__Stated goal__:
Copy out all the lines exactly. Omit pictures.

__Listed records__:
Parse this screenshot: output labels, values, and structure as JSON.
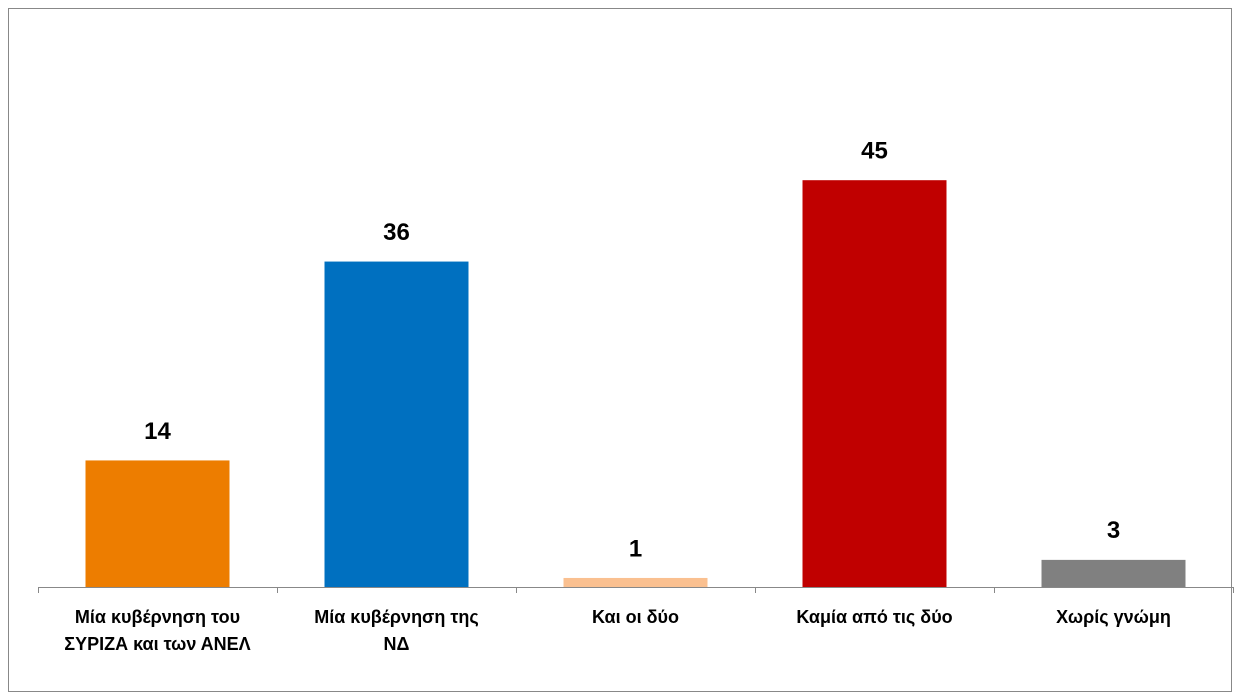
{
  "chart_data": {
    "type": "bar",
    "categories": [
      "Μία κυβέρνηση του\nΣΥΡΙΖΑ και των ΑΝΕΛ",
      "Μία κυβέρνηση της\nΝΔ",
      "Και οι δύο",
      "Καμία από τις δύο",
      "Χωρίς γνώμη"
    ],
    "values": [
      14,
      36,
      1,
      45,
      3
    ],
    "colors": [
      "#ed7d00",
      "#0070c0",
      "#fac090",
      "#c00000",
      "#808080"
    ],
    "ylim": [
      0,
      50
    ]
  }
}
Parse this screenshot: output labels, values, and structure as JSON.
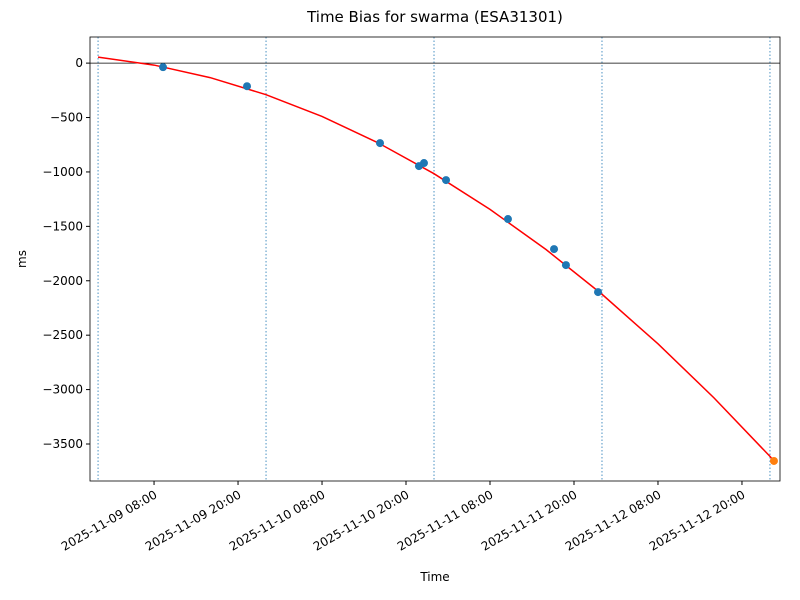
{
  "chart_data": {
    "type": "line",
    "title": "Time Bias for swarma (ESA31301)",
    "x_label": "Time",
    "y_label": "ms",
    "xlim": [
      "2025-11-08 22:51",
      "2025-11-13 01:26"
    ],
    "xticks": [
      "2025-11-09 08:00",
      "2025-11-09 20:00",
      "2025-11-10 08:00",
      "2025-11-10 20:00",
      "2025-11-11 08:00",
      "2025-11-11 20:00",
      "2025-11-12 08:00",
      "2025-11-12 20:00"
    ],
    "ylim": [
      -3840,
      240
    ],
    "yticks": [
      0,
      {
        "value": -500,
        "label": "−500"
      },
      {
        "value": -1000,
        "label": "−1000"
      },
      {
        "value": -1500,
        "label": "−1500"
      },
      {
        "value": -2000,
        "label": "−2000"
      },
      {
        "value": -2500,
        "label": "−2500"
      },
      {
        "value": -3000,
        "label": "−3000"
      },
      {
        "value": -3500,
        "label": "−3500"
      }
    ],
    "hline": 0,
    "vlines": [
      "2025-11-09 00:00",
      "2025-11-10 00:00",
      "2025-11-11 00:00",
      "2025-11-12 00:00",
      "2025-11-13 00:00"
    ],
    "series": [
      {
        "type": "line",
        "color": "#ff0000",
        "x": [
          "2025-11-09 00:00",
          "2025-11-09 08:00",
          "2025-11-09 16:00",
          "2025-11-10 00:00",
          "2025-11-10 08:00",
          "2025-11-10 16:00",
          "2025-11-11 00:00",
          "2025-11-11 08:00",
          "2025-11-11 16:00",
          "2025-11-12 00:00",
          "2025-11-12 08:00",
          "2025-11-12 16:00",
          "2025-11-13 00:00",
          "2025-11-13 00:34"
        ],
        "values": [
          55,
          -18,
          -133,
          -290,
          -490,
          -732,
          -1016,
          -1344,
          -1713,
          -2124,
          -2579,
          -3076,
          -3614,
          -3656
        ]
      },
      {
        "type": "scatter",
        "color": "#1f77b4",
        "x": [
          "2025-11-09 09:17",
          "2025-11-09 21:17",
          "2025-11-10 16:17",
          "2025-11-10 21:51",
          "2025-11-10 22:34",
          "2025-11-11 01:43",
          "2025-11-11 10:34",
          "2025-11-11 17:09",
          "2025-11-11 18:51",
          "2025-11-11 23:26"
        ],
        "values": [
          -37,
          -212,
          -735,
          -946,
          -918,
          -1075,
          -1433,
          -1709,
          -1856,
          -2104
        ]
      },
      {
        "type": "scatter",
        "color": "#ff7f0e",
        "x": [
          "2025-11-13 00:34"
        ],
        "values": [
          -3656
        ]
      }
    ]
  }
}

__Exercise output__:
Parse this screenshot: output labels, values, and structure as JSON.
{
  "chart_data": {
    "type": "bar",
    "categories": [
      "Μία κυβέρνηση του\nΣΥΡΙΖΑ και των ΑΝΕΛ",
      "Μία κυβέρνηση της\nΝΔ",
      "Και οι δύο",
      "Καμία από τις δύο",
      "Χωρίς γνώμη"
    ],
    "values": [
      14,
      36,
      1,
      45,
      3
    ],
    "colors": [
      "#ed7d00",
      "#0070c0",
      "#fac090",
      "#c00000",
      "#808080"
    ],
    "ylim": [
      0,
      50
    ]
  }
}
Parse this screenshot: output labels, values, and structure as JSON.
{
  "chart_data": {
    "type": "line",
    "title": "Time Bias for swarma (ESA31301)",
    "x_label": "Time",
    "y_label": "ms",
    "xlim": [
      "2025-11-08 22:51",
      "2025-11-13 01:26"
    ],
    "xticks": [
      "2025-11-09 08:00",
      "2025-11-09 20:00",
      "2025-11-10 08:00",
      "2025-11-10 20:00",
      "2025-11-11 08:00",
      "2025-11-11 20:00",
      "2025-11-12 08:00",
      "2025-11-12 20:00"
    ],
    "ylim": [
      -3840,
      240
    ],
    "yticks": [
      0,
      {
        "value": -500,
        "label": "−500"
      },
      {
        "value": -1000,
        "label": "−1000"
      },
      {
        "value": -1500,
        "label": "−1500"
      },
      {
        "value": -2000,
        "label": "−2000"
      },
      {
        "value": -2500,
        "label": "−2500"
      },
      {
        "value": -3000,
        "label": "−3000"
      },
      {
        "value": -3500,
        "label": "−3500"
      }
    ],
    "hline": 0,
    "vlines": [
      "2025-11-09 00:00",
      "2025-11-10 00:00",
      "2025-11-11 00:00",
      "2025-11-12 00:00",
      "2025-11-13 00:00"
    ],
    "series": [
      {
        "type": "line",
        "color": "#ff0000",
        "x": [
          "2025-11-09 00:00",
          "2025-11-09 08:00",
          "2025-11-09 16:00",
          "2025-11-10 00:00",
          "2025-11-10 08:00",
          "2025-11-10 16:00",
          "2025-11-11 00:00",
          "2025-11-11 08:00",
          "2025-11-11 16:00",
          "2025-11-12 00:00",
          "2025-11-12 08:00",
          "2025-11-12 16:00",
          "2025-11-13 00:00",
          "2025-11-13 00:34"
        ],
        "values": [
          55,
          -18,
          -133,
          -290,
          -490,
          -732,
          -1016,
          -1344,
          -1713,
          -2124,
          -2579,
          -3076,
          -3614,
          -3656
        ]
      },
      {
        "type": "scatter",
        "color": "#1f77b4",
        "x": [
          "2025-11-09 09:17",
          "2025-11-09 21:17",
          "2025-11-10 16:17",
          "2025-11-10 21:51",
          "2025-11-10 22:34",
          "2025-11-11 01:43",
          "2025-11-11 10:34",
          "2025-11-11 17:09",
          "2025-11-11 18:51",
          "2025-11-11 23:26"
        ],
        "values": [
          -37,
          -212,
          -735,
          -946,
          -918,
          -1075,
          -1433,
          -1709,
          -1856,
          -2104
        ]
      },
      {
        "type": "scatter",
        "color": "#ff7f0e",
        "x": [
          "2025-11-13 00:34"
        ],
        "values": [
          -3656
        ]
      }
    ]
  }
}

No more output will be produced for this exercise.